## TEXT EXCERPT

Must Read: Roz Chast’s Graphic Caregiving Memoir
The New Yorker cartoonist’s book literally draws on her parents’ health and death
(Roz Chast's graphic memoir about caregiving for her parents, Can't We Talk About Something More Pleasant?, just won the Kirkus Prize for nonfiction and is a finalist for the National Book Award for Nonfiction. The National Book Award winners will be announced Nov. 19.)
At 59, New Yorker cartoonist Roz Chast has just published her first graphic memoir, called Can't We Talk About Something More Pleasant?
It's the story of the final years of her parents’ lives and is told through cartoons, photographs, text and even a few poems.
(MORE: Travels With My Father's Ashes)
Chast walks us through her parents declining health and the countless details, decisions and grisly realities involved.
Despite all the unpleasantness, the book is a charmingly offbeat and often funny account of her relationship with her exasperating parents.
Next Avenue: Your parents made for some great material. Did they get your humor?
Chast: Not really. I think that they were proud of me, and they were very, very happy that my work appeared in The New Yorker. But I don’t think that my sense of humor and their sense of humor were the same thing. For sure.
I know the book came out after they died. But what would your parents have thought of you doing this project?
Oh God, I don’t know … I think my father might have been amused at some of it. I like to think that he would have been. Not so sure about my mother.
(MORE: 'Four Funerals and a Wedding'—One Woman's Story)
Your parents were first-generation Jewish Americans who lived in the same Brooklyn apartment their whole life. Readers get to know them a bit with your cartoon snapshots and anecdotes. Do you see the book as some sort of tribute to them?
In some ways. It’s a way of remembering, you know? Putting something in a story or a cartoon and drawings or writing about it is a way to not have everything just evaporate into nothingness, which sort of fills me with terror.
(MORE: The Dementia That Steals More Than Memory)
There’s a lot of helpful information, too, like you discuss how there’s such a thing as an “elder lawyer.” It almost strikes me as instructional material for people who are about to enter this phase. Did you intend to provide advice?
Yes, there was an aspect of that. There was so much about this part of life that I knew nothing, nothing, nothing about. I mean, I really was like that person with the three panels with Mrs. McGillicuddy — I don’t know if you read it.
You drew three panels of what “the end” of life would be like. You never thought the middle panel was going to last as long as it did. Your mother hung on for quite a while.

## TASKS FOR THIS EXERCISE
[A] Return everything in the Roz Chast interview from "It's the story" down to "doing this project?".
[B] Continue the Roz Chast interview from the point where it ends.
The material that comes next has nothing to do with the Roz Chast interview.

## INFORMATION SHOWN
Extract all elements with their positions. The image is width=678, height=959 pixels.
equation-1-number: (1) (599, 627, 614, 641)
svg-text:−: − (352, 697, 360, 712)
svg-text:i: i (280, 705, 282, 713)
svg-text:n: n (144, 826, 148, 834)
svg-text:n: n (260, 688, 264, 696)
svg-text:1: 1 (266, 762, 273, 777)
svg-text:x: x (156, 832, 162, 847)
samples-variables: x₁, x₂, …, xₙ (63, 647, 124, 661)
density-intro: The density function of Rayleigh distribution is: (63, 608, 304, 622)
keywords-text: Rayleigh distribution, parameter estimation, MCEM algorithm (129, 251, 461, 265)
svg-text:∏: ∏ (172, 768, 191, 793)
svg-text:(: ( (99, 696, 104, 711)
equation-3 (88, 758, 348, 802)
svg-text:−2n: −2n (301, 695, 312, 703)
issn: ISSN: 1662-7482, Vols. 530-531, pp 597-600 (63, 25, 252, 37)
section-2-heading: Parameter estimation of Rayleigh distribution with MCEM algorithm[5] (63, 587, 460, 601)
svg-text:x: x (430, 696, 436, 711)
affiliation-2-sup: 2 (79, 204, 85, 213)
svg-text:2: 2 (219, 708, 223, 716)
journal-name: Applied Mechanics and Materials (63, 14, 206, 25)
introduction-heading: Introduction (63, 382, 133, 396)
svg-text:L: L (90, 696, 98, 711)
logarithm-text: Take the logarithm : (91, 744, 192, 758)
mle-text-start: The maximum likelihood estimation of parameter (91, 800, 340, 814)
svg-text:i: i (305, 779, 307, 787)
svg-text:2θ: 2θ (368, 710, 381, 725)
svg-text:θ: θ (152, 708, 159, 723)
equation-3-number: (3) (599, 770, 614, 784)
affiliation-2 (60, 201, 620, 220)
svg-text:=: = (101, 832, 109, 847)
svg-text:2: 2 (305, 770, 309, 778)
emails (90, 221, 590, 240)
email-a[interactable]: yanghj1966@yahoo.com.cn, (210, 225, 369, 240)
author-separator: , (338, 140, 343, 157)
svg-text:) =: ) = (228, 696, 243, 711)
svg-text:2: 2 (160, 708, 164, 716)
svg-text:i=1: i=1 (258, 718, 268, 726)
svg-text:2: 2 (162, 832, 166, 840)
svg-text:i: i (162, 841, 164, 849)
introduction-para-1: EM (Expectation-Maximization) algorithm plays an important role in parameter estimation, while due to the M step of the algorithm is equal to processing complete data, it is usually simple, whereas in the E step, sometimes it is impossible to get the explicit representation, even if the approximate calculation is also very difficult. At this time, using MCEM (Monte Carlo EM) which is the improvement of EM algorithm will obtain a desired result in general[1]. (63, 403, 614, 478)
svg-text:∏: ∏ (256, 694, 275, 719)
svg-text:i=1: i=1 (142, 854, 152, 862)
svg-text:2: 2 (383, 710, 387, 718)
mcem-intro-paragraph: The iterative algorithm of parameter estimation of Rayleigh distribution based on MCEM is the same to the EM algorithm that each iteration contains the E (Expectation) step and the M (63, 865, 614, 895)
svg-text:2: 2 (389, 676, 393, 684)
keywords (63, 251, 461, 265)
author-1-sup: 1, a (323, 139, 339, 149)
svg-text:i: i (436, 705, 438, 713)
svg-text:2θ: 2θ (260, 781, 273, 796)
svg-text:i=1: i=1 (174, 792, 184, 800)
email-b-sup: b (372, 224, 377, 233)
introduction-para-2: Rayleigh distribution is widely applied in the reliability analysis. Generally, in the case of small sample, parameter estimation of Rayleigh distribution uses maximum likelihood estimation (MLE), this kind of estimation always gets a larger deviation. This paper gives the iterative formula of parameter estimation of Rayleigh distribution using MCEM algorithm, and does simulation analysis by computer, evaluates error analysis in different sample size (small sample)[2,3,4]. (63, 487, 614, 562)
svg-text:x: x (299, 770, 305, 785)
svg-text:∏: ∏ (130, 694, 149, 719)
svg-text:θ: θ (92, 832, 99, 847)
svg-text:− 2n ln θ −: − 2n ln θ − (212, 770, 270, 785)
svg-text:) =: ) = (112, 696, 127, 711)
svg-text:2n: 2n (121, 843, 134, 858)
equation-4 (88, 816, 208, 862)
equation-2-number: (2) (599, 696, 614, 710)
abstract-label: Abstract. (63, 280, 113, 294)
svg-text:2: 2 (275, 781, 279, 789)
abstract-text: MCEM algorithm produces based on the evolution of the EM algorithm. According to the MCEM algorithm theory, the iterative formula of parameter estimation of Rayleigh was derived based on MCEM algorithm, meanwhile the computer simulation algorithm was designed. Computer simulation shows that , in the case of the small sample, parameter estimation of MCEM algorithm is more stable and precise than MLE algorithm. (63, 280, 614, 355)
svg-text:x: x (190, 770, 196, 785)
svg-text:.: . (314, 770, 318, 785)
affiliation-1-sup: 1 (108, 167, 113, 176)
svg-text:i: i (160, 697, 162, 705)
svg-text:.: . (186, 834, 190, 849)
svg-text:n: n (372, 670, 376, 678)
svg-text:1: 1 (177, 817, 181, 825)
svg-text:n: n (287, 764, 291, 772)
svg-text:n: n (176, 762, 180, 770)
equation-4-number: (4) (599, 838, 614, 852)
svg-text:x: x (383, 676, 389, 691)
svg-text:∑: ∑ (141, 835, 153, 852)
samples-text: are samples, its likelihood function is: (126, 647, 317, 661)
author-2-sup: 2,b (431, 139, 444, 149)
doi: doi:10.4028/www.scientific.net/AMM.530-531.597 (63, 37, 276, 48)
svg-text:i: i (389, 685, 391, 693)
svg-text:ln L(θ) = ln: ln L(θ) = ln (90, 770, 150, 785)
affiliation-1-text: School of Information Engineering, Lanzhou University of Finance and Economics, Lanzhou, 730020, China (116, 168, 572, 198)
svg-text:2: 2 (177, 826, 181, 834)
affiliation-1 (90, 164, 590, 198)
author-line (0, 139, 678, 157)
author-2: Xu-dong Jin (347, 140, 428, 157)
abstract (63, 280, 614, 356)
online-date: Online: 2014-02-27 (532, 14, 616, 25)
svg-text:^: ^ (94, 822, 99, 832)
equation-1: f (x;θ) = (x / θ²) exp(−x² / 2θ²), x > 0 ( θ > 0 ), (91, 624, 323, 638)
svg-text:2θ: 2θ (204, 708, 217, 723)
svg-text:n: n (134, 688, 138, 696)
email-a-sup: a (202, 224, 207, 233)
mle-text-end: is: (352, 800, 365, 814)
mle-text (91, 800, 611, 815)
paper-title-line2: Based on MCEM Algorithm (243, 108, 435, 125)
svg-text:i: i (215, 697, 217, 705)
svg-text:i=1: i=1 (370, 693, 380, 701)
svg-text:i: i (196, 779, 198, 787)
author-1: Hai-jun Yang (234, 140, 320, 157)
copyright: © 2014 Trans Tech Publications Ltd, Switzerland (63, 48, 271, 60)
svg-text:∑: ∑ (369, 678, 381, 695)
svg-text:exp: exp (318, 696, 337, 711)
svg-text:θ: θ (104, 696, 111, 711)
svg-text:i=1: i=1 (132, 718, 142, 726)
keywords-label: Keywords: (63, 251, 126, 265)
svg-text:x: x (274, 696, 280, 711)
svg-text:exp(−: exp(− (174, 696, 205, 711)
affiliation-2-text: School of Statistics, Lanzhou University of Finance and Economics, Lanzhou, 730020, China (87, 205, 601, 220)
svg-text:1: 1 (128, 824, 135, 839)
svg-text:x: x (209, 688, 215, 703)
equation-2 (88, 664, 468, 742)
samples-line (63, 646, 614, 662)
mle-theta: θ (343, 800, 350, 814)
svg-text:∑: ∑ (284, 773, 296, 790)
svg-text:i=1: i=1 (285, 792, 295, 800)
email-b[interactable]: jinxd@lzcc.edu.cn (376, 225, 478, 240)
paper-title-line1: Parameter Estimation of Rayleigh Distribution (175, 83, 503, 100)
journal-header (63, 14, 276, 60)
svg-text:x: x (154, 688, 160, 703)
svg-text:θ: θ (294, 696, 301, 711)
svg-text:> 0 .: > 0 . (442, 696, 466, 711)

## RESPONSES TO THE EXERCISE
[A]
It's the story of the final years of her parents’ lives and is told through cartoons, photographs, text and even a few poems.
(MORE: Travels With My Father's Ashes)
Chast walks us through her parents declining health and the countless details, decisions and grisly realities involved.
Despite all the unpleasantness, the book is a charmingly offbeat and often funny account of her relationship with her exasperating parents.
Next Avenue: Your parents made for some great material. Did they get your humor?
Chast: Not really. I think that they were proud of me, and they were very, very happy that my work appeared in The New Yorker. But I don’t think that my sense of humor and their sense of humor were the same thing. For sure.
I know the book came out after they died. But what would your parents have thought of you doing this project?

[B]
That middle panel for me — I had no idea, I really did think, “OK, one day when they’re like 90 or 95 they won’t feel well, and then there will be this three weeks of them fading away, and then they’ll have a death rattle, and then they’ll die.”
One thing that also strikes me is that you really seem to be doing this alone in the book. You were an only child and felt a lot of guilt and worried that you were a bad daughter.
I look back and I think, should I have done this? Should I have done that? I knew it was impossible to have them live with me. It would have driven me — and it would have made everyone — insane. But did I do good enough in taking care of them? Would I have done anything differently if I had had a different kind of relationship with my mother?
You ask yourself, “When are they going to die? This is getting very expensive.” It's an honest, probably very common thought, but it’s something most people don’t feel comfortable saying out loud.
Yeah, it is. It is kind of awful to admit it. But it’s shockingly expensive. And heartbreaking in so many ways, because I know how hard my parents worked and how much they denied themselves. And to just see at the end how fast all their money went was really sad. There’s something just terrible, terrible, terrible about it.
The book ends with a series of realistic illustrations of your mother on her deathbed. These drawings really change the tone of the book. Your New Yorker characters are frequently zany or quirky. Your cartooning has a jittery, childlike anxiety. But these illustrations are arresting, because they are realistic and quiet and still. And also unflinchingly intimate.
Well, at the end of her life that’s what I did when I visited her. It was very instinctive, a way of bearing witness. And it’s what I do. She wasn’t awake for most of it. It was very surreal. I had no idea how long this was going to go on. It was actually sort of terrifying because we were running out of money. It was awful. And also heartbreakingly sad because I knew her and I knew that this is not what she was. She was a very alive person. She played the piano, and she bossed people around, and she was opinionated.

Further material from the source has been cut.